== Excerpted passage ==

____

# Question about C35



## egw (27 Mar 2010)

My husband is self employed and works on a c35 basis,we are in the process of changing accountants so have got his files to forward to new acc,,,,,,,,but a few things look a bit strange,firstly he is paying 13.5% vat on his earnings ontop of the 35% thats already deducted,and secondly the accountant has put in his gross income figures in for his total net sales(income).does this sound right to anyone...all this is over my head but thought it a bit weird


----------



## papervalue (27 Mar 2010)

egw said:


> My husband is self employed and works on a c35 basis,we are in the process of changing accountants so have got his files to forward to new acc,,,,,,,,but a few things look a bit strange,firstly he is paying 13.5% vat on his earnings ontop of the 35% thats already deducted,and secondly the accountant has put in his gross income figures in for his total net sales(income).does this sound right to anyone...all this is over my head but thought it a bit weird


 
in late 2008 i think their was a vat change where principal contractor self accounted for the vat, so the sub gross would be same as net as principal contractor paid over/reclaim vat element( the principal accounts for the 13.5%)

in sub vat return more than likely he would have being in refund situation if all work done as sub for a principal.


----------



## egw (27 Mar 2010)

even though he is c35 he has always been the sub contractor ,never the principal contractor


----------



## Paddy199 (29 Mar 2010)

The way C35 works, Revenue don't trust subcontractors so they deduct 35% of the payment so that there will be enough in the pot to meet tax liabilities at the year end.

Firstly, the 13.5% is fine. VAT is on the gross sales. C35 deduction is on the payment. Think of C35 as going into a pot for now but has nothing to do with VAT.

Paper value is correct. From 1 Sept 2008, again as Revenue don't trust subs, principals account for VAT on purchases from subbies i.e. subs no longer charge VAT on sales. This means you have only to worry about claiming VAT on purchases, etc and getting a refund of your C35 at year end.


----------

____

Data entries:

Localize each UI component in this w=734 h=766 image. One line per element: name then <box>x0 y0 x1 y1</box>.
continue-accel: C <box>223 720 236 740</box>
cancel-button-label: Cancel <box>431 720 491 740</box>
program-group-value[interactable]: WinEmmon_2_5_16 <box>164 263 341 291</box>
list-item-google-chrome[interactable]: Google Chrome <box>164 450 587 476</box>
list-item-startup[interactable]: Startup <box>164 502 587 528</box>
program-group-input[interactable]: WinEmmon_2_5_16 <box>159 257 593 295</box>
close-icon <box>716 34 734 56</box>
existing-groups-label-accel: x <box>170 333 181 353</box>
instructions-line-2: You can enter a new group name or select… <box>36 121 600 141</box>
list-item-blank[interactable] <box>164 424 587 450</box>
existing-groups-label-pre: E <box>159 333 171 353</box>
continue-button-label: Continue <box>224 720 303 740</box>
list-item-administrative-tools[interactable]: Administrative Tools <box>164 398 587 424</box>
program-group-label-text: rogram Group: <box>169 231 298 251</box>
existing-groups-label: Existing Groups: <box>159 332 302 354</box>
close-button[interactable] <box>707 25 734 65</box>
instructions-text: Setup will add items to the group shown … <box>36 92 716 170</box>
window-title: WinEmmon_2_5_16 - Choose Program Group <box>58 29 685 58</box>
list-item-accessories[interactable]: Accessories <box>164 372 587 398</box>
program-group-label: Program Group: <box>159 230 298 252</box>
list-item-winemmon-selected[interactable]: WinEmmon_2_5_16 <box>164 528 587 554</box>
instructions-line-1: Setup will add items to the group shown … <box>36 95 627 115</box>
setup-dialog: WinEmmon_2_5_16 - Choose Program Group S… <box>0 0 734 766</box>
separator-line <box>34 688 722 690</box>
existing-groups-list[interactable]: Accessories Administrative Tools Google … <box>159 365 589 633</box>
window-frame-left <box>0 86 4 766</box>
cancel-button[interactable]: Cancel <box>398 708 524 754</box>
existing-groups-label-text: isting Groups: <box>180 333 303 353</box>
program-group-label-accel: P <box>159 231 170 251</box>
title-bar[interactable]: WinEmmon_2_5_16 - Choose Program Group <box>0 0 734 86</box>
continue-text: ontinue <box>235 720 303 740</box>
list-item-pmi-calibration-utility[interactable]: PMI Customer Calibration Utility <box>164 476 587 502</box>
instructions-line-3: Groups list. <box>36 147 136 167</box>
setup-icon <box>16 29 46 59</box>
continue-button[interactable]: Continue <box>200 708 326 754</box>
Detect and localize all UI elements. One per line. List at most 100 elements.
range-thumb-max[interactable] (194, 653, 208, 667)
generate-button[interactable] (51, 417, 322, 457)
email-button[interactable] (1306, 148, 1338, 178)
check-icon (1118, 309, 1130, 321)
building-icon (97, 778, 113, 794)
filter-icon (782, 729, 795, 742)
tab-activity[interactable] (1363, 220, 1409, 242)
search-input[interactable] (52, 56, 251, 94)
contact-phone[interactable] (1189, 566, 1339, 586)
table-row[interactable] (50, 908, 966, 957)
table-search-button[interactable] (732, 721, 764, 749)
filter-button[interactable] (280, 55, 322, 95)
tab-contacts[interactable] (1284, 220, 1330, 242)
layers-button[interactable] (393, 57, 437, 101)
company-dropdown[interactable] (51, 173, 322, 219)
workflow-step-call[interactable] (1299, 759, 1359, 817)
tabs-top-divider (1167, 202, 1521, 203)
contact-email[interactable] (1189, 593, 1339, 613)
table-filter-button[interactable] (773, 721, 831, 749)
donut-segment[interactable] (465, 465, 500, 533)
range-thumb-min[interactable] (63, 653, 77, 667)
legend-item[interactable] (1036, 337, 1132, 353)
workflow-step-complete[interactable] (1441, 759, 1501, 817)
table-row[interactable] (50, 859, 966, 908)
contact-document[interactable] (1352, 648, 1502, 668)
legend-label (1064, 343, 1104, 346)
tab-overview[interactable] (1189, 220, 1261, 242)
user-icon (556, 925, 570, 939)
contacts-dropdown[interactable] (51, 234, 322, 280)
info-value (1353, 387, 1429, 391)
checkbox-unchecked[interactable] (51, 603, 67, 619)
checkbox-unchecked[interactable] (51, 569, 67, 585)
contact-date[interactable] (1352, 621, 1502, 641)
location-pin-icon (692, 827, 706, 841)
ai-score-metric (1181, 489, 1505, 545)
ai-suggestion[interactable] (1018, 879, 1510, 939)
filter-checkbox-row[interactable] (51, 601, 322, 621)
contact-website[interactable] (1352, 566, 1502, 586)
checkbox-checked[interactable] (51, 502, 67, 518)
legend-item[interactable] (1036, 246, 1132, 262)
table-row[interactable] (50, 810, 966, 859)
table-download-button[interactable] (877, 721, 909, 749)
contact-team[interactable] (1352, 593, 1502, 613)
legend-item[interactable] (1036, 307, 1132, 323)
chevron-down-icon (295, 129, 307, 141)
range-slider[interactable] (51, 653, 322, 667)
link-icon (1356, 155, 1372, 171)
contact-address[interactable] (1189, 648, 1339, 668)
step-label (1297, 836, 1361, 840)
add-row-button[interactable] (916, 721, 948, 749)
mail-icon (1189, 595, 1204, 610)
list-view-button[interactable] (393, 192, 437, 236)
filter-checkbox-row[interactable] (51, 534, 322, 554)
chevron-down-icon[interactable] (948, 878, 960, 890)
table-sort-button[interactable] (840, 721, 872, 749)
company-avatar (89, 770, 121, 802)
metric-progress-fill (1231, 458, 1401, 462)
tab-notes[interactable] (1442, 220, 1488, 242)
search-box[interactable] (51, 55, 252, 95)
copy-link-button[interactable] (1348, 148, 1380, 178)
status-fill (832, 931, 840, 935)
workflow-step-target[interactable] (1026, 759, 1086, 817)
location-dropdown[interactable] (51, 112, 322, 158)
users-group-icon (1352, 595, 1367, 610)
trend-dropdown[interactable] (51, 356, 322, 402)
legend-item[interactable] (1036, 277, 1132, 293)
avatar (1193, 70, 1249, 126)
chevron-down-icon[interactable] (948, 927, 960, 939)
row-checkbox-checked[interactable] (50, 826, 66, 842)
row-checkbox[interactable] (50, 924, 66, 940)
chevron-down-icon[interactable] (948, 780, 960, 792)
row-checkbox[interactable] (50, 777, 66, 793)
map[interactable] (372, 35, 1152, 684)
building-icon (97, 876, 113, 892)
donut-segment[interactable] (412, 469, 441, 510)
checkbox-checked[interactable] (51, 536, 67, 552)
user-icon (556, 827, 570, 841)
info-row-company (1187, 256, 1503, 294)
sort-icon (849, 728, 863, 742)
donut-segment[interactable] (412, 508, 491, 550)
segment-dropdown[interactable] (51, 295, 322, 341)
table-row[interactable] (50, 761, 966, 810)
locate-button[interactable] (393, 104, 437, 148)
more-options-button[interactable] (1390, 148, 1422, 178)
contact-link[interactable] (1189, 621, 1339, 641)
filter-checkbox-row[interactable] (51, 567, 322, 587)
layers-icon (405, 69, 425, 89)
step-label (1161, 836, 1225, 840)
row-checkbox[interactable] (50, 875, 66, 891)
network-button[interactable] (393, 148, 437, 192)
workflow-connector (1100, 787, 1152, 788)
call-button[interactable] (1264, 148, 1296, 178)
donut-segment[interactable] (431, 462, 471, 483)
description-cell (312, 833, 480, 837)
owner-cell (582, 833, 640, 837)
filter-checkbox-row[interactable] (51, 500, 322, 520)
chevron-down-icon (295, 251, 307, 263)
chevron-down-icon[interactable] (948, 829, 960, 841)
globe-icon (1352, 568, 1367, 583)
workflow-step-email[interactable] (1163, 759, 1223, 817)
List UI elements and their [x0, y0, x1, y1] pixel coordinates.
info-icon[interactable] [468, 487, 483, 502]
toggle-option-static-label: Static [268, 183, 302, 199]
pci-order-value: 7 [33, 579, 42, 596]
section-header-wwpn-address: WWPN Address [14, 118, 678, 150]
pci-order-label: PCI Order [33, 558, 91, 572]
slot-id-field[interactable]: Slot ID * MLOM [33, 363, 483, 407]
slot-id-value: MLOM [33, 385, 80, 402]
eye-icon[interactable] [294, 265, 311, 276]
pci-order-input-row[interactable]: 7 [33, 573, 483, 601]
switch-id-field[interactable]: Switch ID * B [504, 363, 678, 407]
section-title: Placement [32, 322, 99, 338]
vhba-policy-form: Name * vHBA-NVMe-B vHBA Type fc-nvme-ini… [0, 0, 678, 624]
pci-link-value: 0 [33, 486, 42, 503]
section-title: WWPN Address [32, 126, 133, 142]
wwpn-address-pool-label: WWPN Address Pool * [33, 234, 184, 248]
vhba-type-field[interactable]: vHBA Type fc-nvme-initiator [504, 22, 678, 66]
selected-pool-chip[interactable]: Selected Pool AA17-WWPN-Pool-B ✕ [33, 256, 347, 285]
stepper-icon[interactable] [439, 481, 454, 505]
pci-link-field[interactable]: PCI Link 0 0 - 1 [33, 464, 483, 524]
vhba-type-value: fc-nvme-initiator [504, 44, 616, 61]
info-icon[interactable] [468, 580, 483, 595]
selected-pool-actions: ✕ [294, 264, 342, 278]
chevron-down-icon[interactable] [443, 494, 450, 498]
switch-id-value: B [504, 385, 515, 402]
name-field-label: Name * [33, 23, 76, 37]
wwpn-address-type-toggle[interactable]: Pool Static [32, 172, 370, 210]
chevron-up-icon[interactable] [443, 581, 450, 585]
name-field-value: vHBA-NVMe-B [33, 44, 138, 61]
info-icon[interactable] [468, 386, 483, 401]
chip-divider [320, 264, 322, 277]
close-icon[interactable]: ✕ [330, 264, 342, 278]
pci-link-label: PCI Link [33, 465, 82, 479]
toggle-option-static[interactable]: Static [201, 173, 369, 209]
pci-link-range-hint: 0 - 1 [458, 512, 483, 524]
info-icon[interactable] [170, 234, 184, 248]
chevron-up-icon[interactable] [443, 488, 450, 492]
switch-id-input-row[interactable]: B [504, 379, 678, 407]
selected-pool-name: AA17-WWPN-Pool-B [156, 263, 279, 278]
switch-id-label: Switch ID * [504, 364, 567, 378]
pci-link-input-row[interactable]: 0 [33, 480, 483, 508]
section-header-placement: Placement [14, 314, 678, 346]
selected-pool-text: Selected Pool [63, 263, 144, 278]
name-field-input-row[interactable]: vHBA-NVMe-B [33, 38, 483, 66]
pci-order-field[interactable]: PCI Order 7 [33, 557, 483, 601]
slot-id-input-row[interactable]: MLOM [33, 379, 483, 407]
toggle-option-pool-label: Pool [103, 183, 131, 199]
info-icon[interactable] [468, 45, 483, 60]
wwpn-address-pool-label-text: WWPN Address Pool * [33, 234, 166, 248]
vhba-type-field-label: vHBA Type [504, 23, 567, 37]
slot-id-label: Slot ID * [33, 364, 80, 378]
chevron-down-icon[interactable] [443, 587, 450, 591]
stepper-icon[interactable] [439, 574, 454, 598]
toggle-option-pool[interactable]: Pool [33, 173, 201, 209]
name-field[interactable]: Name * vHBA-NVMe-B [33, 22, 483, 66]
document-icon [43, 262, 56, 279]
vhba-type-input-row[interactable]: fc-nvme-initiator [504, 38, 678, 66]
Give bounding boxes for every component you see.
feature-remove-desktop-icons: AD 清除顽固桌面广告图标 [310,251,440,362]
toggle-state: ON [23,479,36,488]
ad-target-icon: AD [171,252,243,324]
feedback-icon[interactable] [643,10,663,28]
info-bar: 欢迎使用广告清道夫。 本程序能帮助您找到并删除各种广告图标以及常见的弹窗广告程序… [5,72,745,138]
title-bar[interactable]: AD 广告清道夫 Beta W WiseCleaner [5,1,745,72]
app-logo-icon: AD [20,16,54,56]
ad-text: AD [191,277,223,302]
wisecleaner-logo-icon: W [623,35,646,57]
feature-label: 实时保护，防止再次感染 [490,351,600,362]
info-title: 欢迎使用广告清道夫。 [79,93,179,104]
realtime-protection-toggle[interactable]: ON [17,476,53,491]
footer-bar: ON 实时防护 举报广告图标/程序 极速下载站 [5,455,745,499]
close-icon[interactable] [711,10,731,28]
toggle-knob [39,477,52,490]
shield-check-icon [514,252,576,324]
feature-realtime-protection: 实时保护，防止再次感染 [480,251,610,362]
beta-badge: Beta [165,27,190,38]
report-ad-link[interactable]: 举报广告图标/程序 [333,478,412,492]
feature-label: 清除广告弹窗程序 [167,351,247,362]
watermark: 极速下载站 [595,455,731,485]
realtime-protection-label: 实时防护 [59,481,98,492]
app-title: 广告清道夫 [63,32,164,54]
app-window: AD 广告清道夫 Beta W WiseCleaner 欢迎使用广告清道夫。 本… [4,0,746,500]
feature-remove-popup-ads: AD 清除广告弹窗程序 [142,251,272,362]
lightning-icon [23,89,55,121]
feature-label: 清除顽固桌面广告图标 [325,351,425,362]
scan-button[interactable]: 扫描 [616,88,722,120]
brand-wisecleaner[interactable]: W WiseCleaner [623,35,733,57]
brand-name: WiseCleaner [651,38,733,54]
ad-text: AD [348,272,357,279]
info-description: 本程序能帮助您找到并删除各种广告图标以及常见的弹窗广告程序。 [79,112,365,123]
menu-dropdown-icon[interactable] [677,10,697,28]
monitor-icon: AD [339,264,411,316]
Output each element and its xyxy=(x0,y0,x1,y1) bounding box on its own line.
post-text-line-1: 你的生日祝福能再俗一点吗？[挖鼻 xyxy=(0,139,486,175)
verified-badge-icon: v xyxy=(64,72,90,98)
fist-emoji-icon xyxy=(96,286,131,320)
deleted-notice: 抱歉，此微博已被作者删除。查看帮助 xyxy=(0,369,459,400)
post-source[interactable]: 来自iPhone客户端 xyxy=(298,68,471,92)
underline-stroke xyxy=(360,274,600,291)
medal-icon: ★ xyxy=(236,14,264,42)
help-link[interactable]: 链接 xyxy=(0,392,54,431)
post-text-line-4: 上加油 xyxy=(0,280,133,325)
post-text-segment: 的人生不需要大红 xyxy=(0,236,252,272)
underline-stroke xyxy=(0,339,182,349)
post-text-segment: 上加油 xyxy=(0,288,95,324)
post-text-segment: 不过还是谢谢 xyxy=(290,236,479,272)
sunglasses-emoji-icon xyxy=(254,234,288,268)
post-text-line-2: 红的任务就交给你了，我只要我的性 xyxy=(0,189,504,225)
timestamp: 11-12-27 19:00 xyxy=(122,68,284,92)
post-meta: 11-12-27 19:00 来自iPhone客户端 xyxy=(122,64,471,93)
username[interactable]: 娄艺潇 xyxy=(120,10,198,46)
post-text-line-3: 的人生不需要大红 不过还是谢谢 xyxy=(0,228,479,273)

____

== What you should do ==
Please say from what date principals account for VAT on purchases from subcontractors, according to the forum thread about C35.

== Response below ==
From 1 September 2008.